- Exercise objective:
In the items below, reproduce word for word every line starting with the one containing "56, 225, 85]" and going on through the one containing "99, 332, 101]", both of those lines included.

[Layout annotation records]

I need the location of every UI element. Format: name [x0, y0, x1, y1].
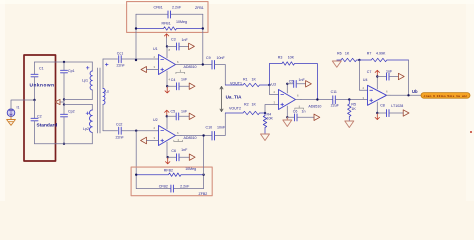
capacitor C9	[206, 56, 225, 85]
op-amp U3	[271, 83, 321, 118]
junction U4 V-	[376, 112, 378, 114]
ground I1	[7, 117, 16, 126]
svg-text:RFB2: RFB2	[164, 168, 173, 172]
inductor Ls	[103, 59, 109, 131]
capacitor CFB2	[136, 175, 203, 192]
wire U3 output	[301, 99, 332, 101]
junction R2/R4	[264, 112, 266, 114]
svg-text:C8: C8	[380, 103, 385, 107]
svg-text:U1: U1	[153, 47, 158, 51]
svg-text:LT1028: LT1028	[391, 104, 403, 108]
power flag rail C3	[189, 43, 195, 49]
power flag rail C7	[398, 73, 404, 79]
balance pins mark U2	[174, 139, 183, 141]
power flag V- U4	[375, 114, 379, 120]
svg-text:22nF: 22nF	[116, 136, 125, 140]
junction U1 V+	[166, 45, 168, 47]
capacitor Cp1	[61, 62, 75, 100]
power flag V- U1	[165, 87, 169, 93]
power flag rail C8	[403, 110, 409, 116]
junction R1/R3	[268, 84, 270, 86]
power flag rail U3 bottom	[314, 114, 320, 120]
svg-text:R7: R7	[367, 51, 372, 55]
svg-text:C3: C3	[171, 37, 176, 41]
svg-text:Cp1: Cp1	[68, 69, 75, 73]
junction U2 V-	[167, 156, 169, 158]
annotation arrow Ua_TIA	[220, 87, 223, 112]
svg-text:C5: C5	[289, 80, 294, 84]
svg-text:10K: 10K	[288, 55, 295, 59]
svg-text:U4: U4	[363, 78, 368, 82]
balance pins mark U1	[176, 70, 185, 74]
svg-text:C1: C1	[39, 67, 44, 71]
wire Ls bottom to Cc2	[103, 130, 118, 132]
svg-text:C9: C9	[206, 56, 211, 60]
capacitor C10	[206, 113, 226, 140]
svg-text:AD8510: AD8510	[184, 136, 197, 140]
svg-text:1nF: 1nF	[181, 77, 188, 81]
junction U4 V+	[376, 75, 378, 77]
svg-text:C11: C11	[331, 90, 337, 94]
junction RFB2 right	[202, 174, 204, 176]
capacitor C5 (U2 top)	[167, 109, 189, 120]
wire U1 V+	[166, 38, 168, 47]
wire R1 to U3 -in	[269, 85, 278, 95]
svg-text:RFB1: RFB1	[162, 22, 171, 26]
wire U4 output	[390, 94, 422, 96]
svg-text:Ua_TIA: Ua_TIA	[226, 95, 243, 100]
capacitor C11	[331, 90, 368, 107]
wire feedback U4	[408, 60, 410, 95]
svg-text:1nF: 1nF	[386, 69, 393, 73]
svg-text:1nF: 1nF	[181, 109, 188, 113]
junction U4 out	[407, 94, 409, 96]
wire U2 output	[181, 135, 212, 137]
svg-text:R5: R5	[351, 102, 356, 106]
resistor R3 feedback U3	[269, 55, 317, 99]
ground U3	[283, 117, 292, 126]
svg-text:22uF: 22uF	[331, 103, 340, 107]
capacitor Cp2	[61, 104, 75, 143]
transformer core	[98, 68, 100, 133]
capacitor C4	[167, 77, 189, 89]
svg-text:Unknown: Unknown	[30, 83, 55, 89]
inductor Lp2	[83, 104, 92, 143]
capacitor C7	[367, 69, 399, 80]
capacitor C3	[167, 37, 189, 50]
capacitor C6 (U2 bottom)	[168, 148, 190, 161]
svg-text:Cp2: Cp2	[68, 109, 75, 113]
capacitor C6 (U3 bottom)	[287, 109, 314, 121]
svg-text:10nF: 10nF	[217, 126, 226, 130]
power flag V- U2	[166, 158, 170, 164]
wire U1 V-	[166, 85, 168, 87]
svg-text:R6: R6	[337, 51, 342, 55]
svg-text:Ls: Ls	[105, 90, 109, 94]
svg-text:ZFB2: ZFB2	[199, 192, 208, 196]
power flag V+ U2	[165, 110, 169, 116]
resistor RFB2	[136, 167, 203, 177]
junction RFB1 left	[135, 27, 137, 29]
svg-text:10Meg: 10Meg	[185, 167, 196, 171]
junction Cp1 top	[63, 61, 65, 63]
capacitor CFB1	[136, 6, 203, 18]
power flag rail U3 top	[306, 81, 312, 87]
svg-text:Lp2: Lp2	[83, 127, 89, 131]
op-amp U2	[153, 116, 197, 157]
capacitor C8	[377, 103, 403, 116]
svg-text:C5: C5	[171, 110, 176, 114]
power flag rail C6	[189, 154, 195, 160]
svg-text:Cc2: Cc2	[116, 122, 122, 126]
svg-text:1nF: 1nF	[299, 78, 306, 82]
junction U2 out	[202, 134, 204, 136]
svg-text:R2: R2	[244, 103, 249, 107]
junction Cp2 bottom / wire D	[63, 143, 65, 145]
wire R2 to U3 +in	[265, 105, 279, 114]
op-amp U1	[153, 46, 197, 86]
junction RFB1 right	[202, 27, 204, 29]
junction I1/C1/C2	[33, 99, 35, 101]
junction U1 -in	[135, 59, 137, 61]
resistor R4	[263, 113, 273, 134]
svg-text:22nF: 22nF	[117, 64, 126, 68]
power flag V+ U1	[164, 34, 168, 38]
svg-text:10K: 10K	[267, 117, 274, 121]
junction U2 -in / feedback	[135, 130, 137, 132]
wire top A: C1 to Lp1	[35, 61, 93, 63]
svg-text:Cc1: Cc1	[117, 51, 123, 55]
svg-text:C7: C7	[367, 70, 372, 74]
svg-text:1K: 1K	[345, 51, 350, 55]
highlight box ZFB1	[127, 2, 208, 33]
wire Ls top to Cc1	[103, 58, 118, 60]
svg-text:C4: C4	[171, 78, 176, 82]
svg-text:U2: U2	[153, 118, 158, 122]
resistor R5	[348, 100, 357, 122]
resistor R6	[337, 51, 360, 61]
junction U3 V+	[286, 83, 288, 85]
highlight box DUT C1/C2	[24, 55, 56, 161]
capacitor C2 (Standard)	[31, 100, 57, 144]
wire feedback right vertical U2	[203, 136, 205, 175]
junction U2 V+	[166, 115, 168, 117]
svg-text:AD8510: AD8510	[184, 65, 197, 69]
junction R6/R7	[358, 59, 360, 61]
svg-text:R1: R1	[243, 78, 248, 82]
svg-text:1nF: 1nF	[181, 148, 188, 152]
svg-text:2.2nF: 2.2nF	[172, 6, 182, 10]
capacitor Cc1	[117, 51, 159, 67]
inductor Lp1	[82, 62, 92, 100]
capacitor C1 (Unknown)	[30, 62, 55, 100]
resistor R2	[225, 103, 265, 115]
svg-text:1nF: 1nF	[182, 38, 189, 42]
svg-text:1K: 1K	[351, 107, 356, 111]
svg-text:I1: I1	[17, 106, 20, 110]
wire I1 top	[11, 100, 35, 109]
wire U1 output	[181, 64, 212, 66]
svg-text:10Meg: 10Meg	[176, 20, 187, 24]
svg-text:1K: 1K	[252, 103, 257, 107]
svg-text:VOUT2: VOUT2	[229, 106, 241, 110]
stray mark	[470, 131, 472, 133]
svg-text:ZFB1: ZFB1	[195, 6, 204, 10]
svg-text:Lp1: Lp1	[82, 79, 88, 83]
svg-text:.tran 0 10ms 5ms 1u uic: .tran 0 10ms 5ms 1u uic	[423, 94, 468, 98]
ground R5	[345, 121, 354, 128]
balance pins mark U3	[295, 106, 304, 110]
svg-text:1n: 1n	[302, 109, 306, 113]
junction U3 V-	[286, 116, 288, 118]
svg-text:C6: C6	[293, 109, 298, 113]
capacitor Cc2	[116, 122, 159, 139]
resistor RFB1	[136, 20, 203, 30]
svg-text:Standard: Standard	[37, 123, 58, 129]
junction R5	[348, 98, 350, 100]
op-amp U4	[363, 77, 404, 114]
svg-text:10nF: 10nF	[217, 56, 226, 60]
svg-text:2.2nF: 2.2nF	[180, 184, 190, 188]
port flag U2 +in	[141, 137, 159, 144]
power flag rail C4	[189, 83, 195, 89]
wire feedback right vertical U1	[202, 14, 204, 64]
capacitor C5 (U3 top)	[287, 78, 305, 87]
svg-text:C10: C10	[206, 126, 213, 130]
svg-text:1K: 1K	[252, 78, 257, 82]
resistor R7	[359, 51, 408, 61]
port flag bridge common	[55, 99, 60, 104]
spice directive pill	[421, 93, 470, 99]
junction U1 out / ZFB1	[202, 63, 204, 65]
svg-text:AD8510: AD8510	[308, 104, 321, 108]
wire feedback left vertical U1	[135, 14, 137, 60]
svg-text:4.99K: 4.99K	[376, 51, 386, 55]
svg-text:R3: R3	[278, 55, 283, 59]
highlight box ZFB2	[131, 167, 212, 196]
ground R4	[261, 134, 270, 141]
junction Cp1 bottom	[63, 98, 65, 100]
junction U3 out	[316, 98, 318, 100]
svg-text:U3: U3	[271, 83, 276, 87]
resistor R1	[225, 78, 269, 87]
power flag V+ U4	[375, 70, 379, 76]
svg-text:CFB2: CFB2	[159, 184, 168, 188]
svg-text:C6: C6	[171, 149, 176, 153]
svg-text:Ub: Ub	[412, 89, 418, 94]
wire center tap	[60, 100, 92, 105]
wire R6/R7 node to U4 -in	[359, 60, 367, 90]
svg-text:C2: C2	[37, 114, 42, 118]
junction Cp2 top	[63, 103, 65, 105]
ground flag R6 left	[332, 61, 341, 67]
wire bottom D: C2 to Lp2	[35, 143, 93, 145]
svg-text:CFB1: CFB1	[154, 6, 163, 10]
junction RFB2 left	[135, 174, 137, 176]
port flag U1 +in	[141, 67, 159, 73]
power flag rail C5	[189, 113, 195, 119]
wire feedback left vertical U2	[135, 131, 137, 175]
current source I1	[7, 106, 19, 117]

- Full output:
capacitor C9	[206, 56, 225, 85]
op-amp U3	[271, 83, 321, 118]
junction U4 V-	[376, 112, 378, 114]
ground I1	[7, 117, 16, 126]
svg-text:RFB2: RFB2	[164, 168, 173, 172]
inductor Ls	[103, 59, 109, 131]
capacitor CFB2	[136, 175, 203, 192]
wire U3 output	[301, 99, 332, 101]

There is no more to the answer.